<<<<

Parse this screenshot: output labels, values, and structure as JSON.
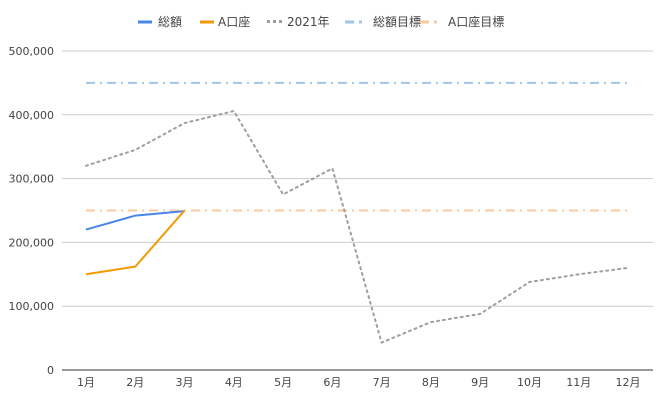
{
  "chart_data": {
    "type": "line",
    "categories": [
      "1月",
      "2月",
      "3月",
      "4月",
      "5月",
      "6月",
      "7月",
      "8月",
      "9月",
      "10月",
      "11月",
      "12月"
    ],
    "ylim": [
      0,
      500000
    ],
    "yticks": [
      0,
      100000,
      200000,
      300000,
      400000,
      500000
    ],
    "ytick_labels": [
      "0",
      "100,000",
      "200,000",
      "300,000",
      "400,000",
      "500,000"
    ],
    "grid": true,
    "legend_position": "top",
    "series": [
      {
        "name": "総額",
        "color": "#4a86e8",
        "style": "solid",
        "values": [
          220000,
          242000,
          249000,
          null,
          null,
          null,
          null,
          null,
          null,
          null,
          null,
          null
        ]
      },
      {
        "name": "A口座",
        "color": "#f29900",
        "style": "solid",
        "values": [
          150000,
          162000,
          250000,
          null,
          null,
          null,
          null,
          null,
          null,
          null,
          null,
          null
        ]
      },
      {
        "name": "2021年",
        "color": "#9e9e9e",
        "style": "dotted",
        "values": [
          320000,
          345000,
          387000,
          406000,
          275000,
          316000,
          43000,
          75000,
          88000,
          138000,
          150000,
          160000
        ]
      },
      {
        "name": "総額目標",
        "color": "#9fc5e8",
        "style": "dashdot",
        "values": [
          450000,
          450000,
          450000,
          450000,
          450000,
          450000,
          450000,
          450000,
          450000,
          450000,
          450000,
          450000
        ]
      },
      {
        "name": "A口座目標",
        "color": "#f9cb9c",
        "style": "dashdot",
        "values": [
          250000,
          250000,
          250000,
          250000,
          250000,
          250000,
          250000,
          250000,
          250000,
          250000,
          250000,
          250000
        ]
      }
    ]
  }
}
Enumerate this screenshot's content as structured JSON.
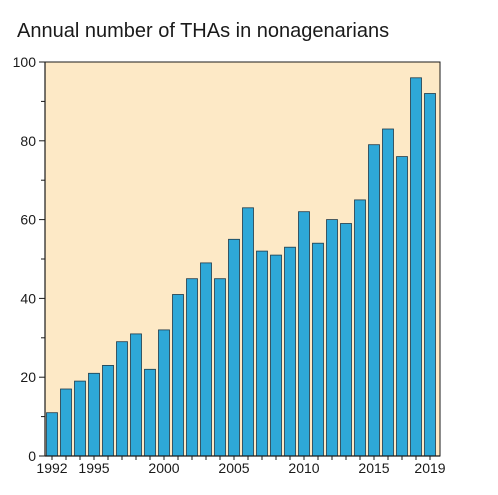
{
  "chart_data": {
    "type": "bar",
    "title": "Annual number of THAs in nonagenarians",
    "xlabel": "",
    "ylabel": "",
    "categories": [
      "1992",
      "1993",
      "1994",
      "1995",
      "1996",
      "1997",
      "1998",
      "1999",
      "2000",
      "2001",
      "2002",
      "2003",
      "2004",
      "2005",
      "2006",
      "2007",
      "2008",
      "2009",
      "2010",
      "2011",
      "2012",
      "2013",
      "2014",
      "2015",
      "2016",
      "2017",
      "2018",
      "2019"
    ],
    "values": [
      11,
      17,
      19,
      21,
      23,
      29,
      31,
      22,
      32,
      41,
      45,
      49,
      45,
      55,
      63,
      52,
      51,
      53,
      62,
      54,
      60,
      59,
      65,
      79,
      83,
      76,
      96,
      92
    ],
    "ylim": [
      0,
      100
    ],
    "yticks": [
      "0",
      "20",
      "40",
      "60",
      "80",
      "100"
    ],
    "xticks": [
      "1992",
      "1995",
      "2000",
      "2005",
      "2010",
      "2015",
      "2019"
    ],
    "grid": false,
    "legend": "none",
    "colors": {
      "bar_fill": "#2ea8d8",
      "bar_stroke": "#1f3a4a",
      "plot_background": "#fde9c6",
      "axis": "#1a1a1a"
    }
  }
}
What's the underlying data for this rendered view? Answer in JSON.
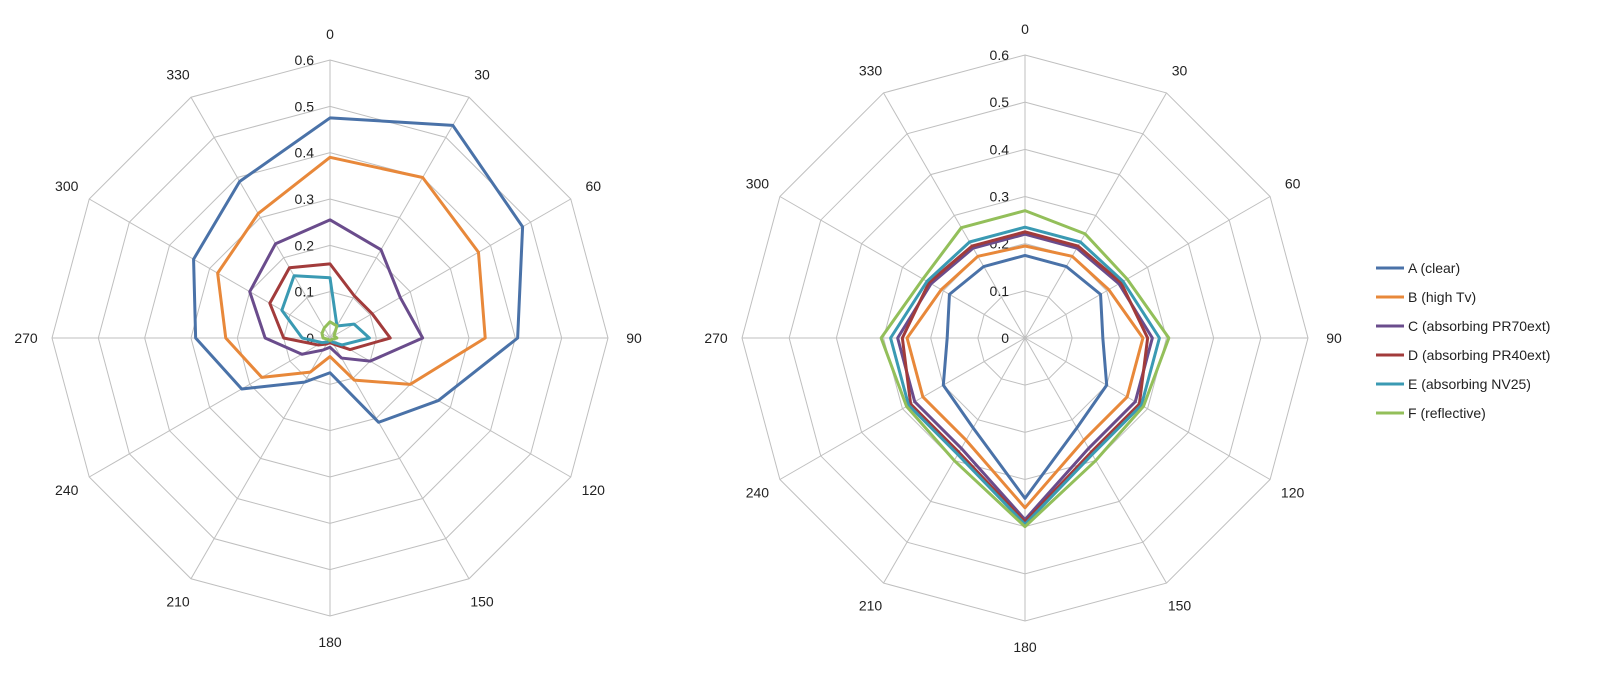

>>>>

*Exercise requirements*:
Repeat the material above in full and exactly, apart from the pictures.

*Reply*:
Parse this screenshot: output labels, values, and structure as JSON.
{
  "chart_data": {
    "type": "line",
    "categories": [
      "1月",
      "2月",
      "3月",
      "4月",
      "5月",
      "6月",
      "7月",
      "8月",
      "9月",
      "10月",
      "11月",
      "12月"
    ],
    "ylim": [
      0,
      500000
    ],
    "yticks": [
      0,
      100000,
      200000,
      300000,
      400000,
      500000
    ],
    "ytick_labels": [
      "0",
      "100,000",
      "200,000",
      "300,000",
      "400,000",
      "500,000"
    ],
    "grid": true,
    "legend_position": "top",
    "series": [
      {
        "name": "総額",
        "color": "#4a86e8",
        "style": "solid",
        "values": [
          220000,
          242000,
          249000,
          null,
          null,
          null,
          null,
          null,
          null,
          null,
          null,
          null
        ]
      },
      {
        "name": "A口座",
        "color": "#f29900",
        "style": "solid",
        "values": [
          150000,
          162000,
          250000,
          null,
          null,
          null,
          null,
          null,
          null,
          null,
          null,
          null
        ]
      },
      {
        "name": "2021年",
        "color": "#9e9e9e",
        "style": "dotted",
        "values": [
          320000,
          345000,
          387000,
          406000,
          275000,
          316000,
          43000,
          75000,
          88000,
          138000,
          150000,
          160000
        ]
      },
      {
        "name": "総額目標",
        "color": "#9fc5e8",
        "style": "dashdot",
        "values": [
          450000,
          450000,
          450000,
          450000,
          450000,
          450000,
          450000,
          450000,
          450000,
          450000,
          450000,
          450000
        ]
      },
      {
        "name": "A口座目標",
        "color": "#f9cb9c",
        "style": "dashdot",
        "values": [
          250000,
          250000,
          250000,
          250000,
          250000,
          250000,
          250000,
          250000,
          250000,
          250000,
          250000,
          250000
        ]
      }
    ]
  }
}
Enumerate this screenshot's content as structured JSON.
{
  "chart_data": {
    "type": "bar",
    "title": "Annual number of THAs in nonagenarians",
    "xlabel": "",
    "ylabel": "",
    "categories": [
      "1992",
      "1993",
      "1994",
      "1995",
      "1996",
      "1997",
      "1998",
      "1999",
      "2000",
      "2001",
      "2002",
      "2003",
      "2004",
      "2005",
      "2006",
      "2007",
      "2008",
      "2009",
      "2010",
      "2011",
      "2012",
      "2013",
      "2014",
      "2015",
      "2016",
      "2017",
      "2018",
      "2019"
    ],
    "values": [
      11,
      17,
      19,
      21,
      23,
      29,
      31,
      22,
      32,
      41,
      45,
      49,
      45,
      55,
      63,
      52,
      51,
      53,
      62,
      54,
      60,
      59,
      65,
      79,
      83,
      76,
      96,
      92
    ],
    "ylim": [
      0,
      100
    ],
    "yticks": [
      "0",
      "20",
      "40",
      "60",
      "80",
      "100"
    ],
    "xticks": [
      "1992",
      "1995",
      "2000",
      "2005",
      "2010",
      "2015",
      "2019"
    ],
    "grid": false,
    "legend": "none",
    "colors": {
      "bar_fill": "#2ea8d8",
      "bar_stroke": "#1f3a4a",
      "plot_background": "#fde9c6",
      "axis": "#1a1a1a"
    }
  }
}
What's the underlying data for this rendered view? Answer in JSON.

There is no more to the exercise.